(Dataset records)

--- begin ---

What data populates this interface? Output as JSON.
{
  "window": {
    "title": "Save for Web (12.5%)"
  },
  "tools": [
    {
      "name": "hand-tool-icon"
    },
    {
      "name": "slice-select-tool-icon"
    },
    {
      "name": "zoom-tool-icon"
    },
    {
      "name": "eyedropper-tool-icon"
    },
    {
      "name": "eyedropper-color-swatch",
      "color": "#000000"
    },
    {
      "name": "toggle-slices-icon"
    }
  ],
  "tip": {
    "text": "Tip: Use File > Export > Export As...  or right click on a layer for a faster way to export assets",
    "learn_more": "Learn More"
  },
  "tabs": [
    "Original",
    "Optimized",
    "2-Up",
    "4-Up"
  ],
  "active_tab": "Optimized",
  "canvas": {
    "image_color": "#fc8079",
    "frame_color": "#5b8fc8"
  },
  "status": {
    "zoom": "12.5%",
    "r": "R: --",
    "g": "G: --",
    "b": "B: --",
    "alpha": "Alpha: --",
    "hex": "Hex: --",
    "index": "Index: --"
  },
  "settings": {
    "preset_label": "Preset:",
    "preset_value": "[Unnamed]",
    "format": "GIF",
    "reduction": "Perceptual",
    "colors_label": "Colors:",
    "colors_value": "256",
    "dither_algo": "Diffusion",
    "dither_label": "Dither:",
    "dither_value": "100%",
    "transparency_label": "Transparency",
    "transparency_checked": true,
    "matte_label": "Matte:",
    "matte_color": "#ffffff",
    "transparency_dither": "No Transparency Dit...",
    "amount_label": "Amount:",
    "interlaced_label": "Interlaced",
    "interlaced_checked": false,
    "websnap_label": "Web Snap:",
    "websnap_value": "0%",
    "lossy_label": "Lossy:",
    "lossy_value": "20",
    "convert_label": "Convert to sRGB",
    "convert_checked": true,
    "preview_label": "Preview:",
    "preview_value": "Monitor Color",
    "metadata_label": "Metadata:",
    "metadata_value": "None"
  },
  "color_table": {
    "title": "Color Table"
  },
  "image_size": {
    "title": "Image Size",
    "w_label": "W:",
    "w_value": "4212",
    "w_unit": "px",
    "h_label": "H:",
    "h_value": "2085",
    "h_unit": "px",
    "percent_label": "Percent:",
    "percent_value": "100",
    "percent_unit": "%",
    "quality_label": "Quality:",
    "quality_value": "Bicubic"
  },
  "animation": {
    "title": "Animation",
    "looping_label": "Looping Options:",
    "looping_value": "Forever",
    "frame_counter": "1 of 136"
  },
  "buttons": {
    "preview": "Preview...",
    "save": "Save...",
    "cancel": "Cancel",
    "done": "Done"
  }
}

--- end ---

→ **TO BE DONE**
Each record above should be restated word for word.

→ **RESULT OF THE TASK**
What data populates this interface? Output as JSON.
{
  "window": {
    "title": "Save for Web (12.5%)"
  },
  "tools": [
    {
      "name": "hand-tool-icon"
    },
    {
      "name": "slice-select-tool-icon"
    },
    {
      "name": "zoom-tool-icon"
    },
    {
      "name": "eyedropper-tool-icon"
    },
    {
      "name": "eyedropper-color-swatch",
      "color": "#000000"
    },
    {
      "name": "toggle-slices-icon"
    }
  ],
  "tip": {
    "text": "Tip: Use File > Export > Export As...  or right click on a layer for a faster way to export assets",
    "learn_more": "Learn More"
  },
  "tabs": [
    "Original",
    "Optimized",
    "2-Up",
    "4-Up"
  ],
  "active_tab": "Optimized",
  "canvas": {
    "image_color": "#fc8079",
    "frame_color": "#5b8fc8"
  },
  "status": {
    "zoom": "12.5%",
    "r": "R: --",
    "g": "G: --",
    "b": "B: --",
    "alpha": "Alpha: --",
    "hex": "Hex: --",
    "index": "Index: --"
  },
  "settings": {
    "preset_label": "Preset:",
    "preset_value": "[Unnamed]",
    "format": "GIF",
    "reduction": "Perceptual",
    "colors_label": "Colors:",
    "colors_value": "256",
    "dither_algo": "Diffusion",
    "dither_label": "Dither:",
    "dither_value": "100%",
    "transparency_label": "Transparency",
    "transparency_checked": true,
    "matte_label": "Matte:",
    "matte_color": "#ffffff",
    "transparency_dither": "No Transparency Dit...",
    "amount_label": "Amount:",
    "interlaced_label": "Interlaced",
    "interlaced_checked": false,
    "websnap_label": "Web Snap:",
    "websnap_value": "0%",
    "lossy_label": "Lossy:",
    "lossy_value": "20",
    "convert_label": "Convert to sRGB",
    "convert_checked": true,
    "preview_label": "Preview:",
    "preview_value": "Monitor Color",
    "metadata_label": "Metadata:",
    "metadata_value": "None"
  },
  "color_table": {
    "title": "Color Table"
  },
  "image_size": {
    "title": "Image Size",
    "w_label": "W:",
    "w_value": "4212",
    "w_unit": "px",
    "h_label": "H:",
    "h_value": "2085",
    "h_unit": "px",
    "percent_label": "Percent:",
    "percent_value": "100",
    "percent_unit": "%",
    "quality_label": "Quality:",
    "quality_value": "Bicubic"
  },
  "animation": {
    "title": "Animation",
    "looping_label": "Looping Options:",
    "looping_value": "Forever",
    "frame_counter": "1 of 136"
  },
  "buttons": {
    "preview": "Preview...",
    "save": "Save...",
    "cancel": "Cancel",
    "done": "Done"
  }
}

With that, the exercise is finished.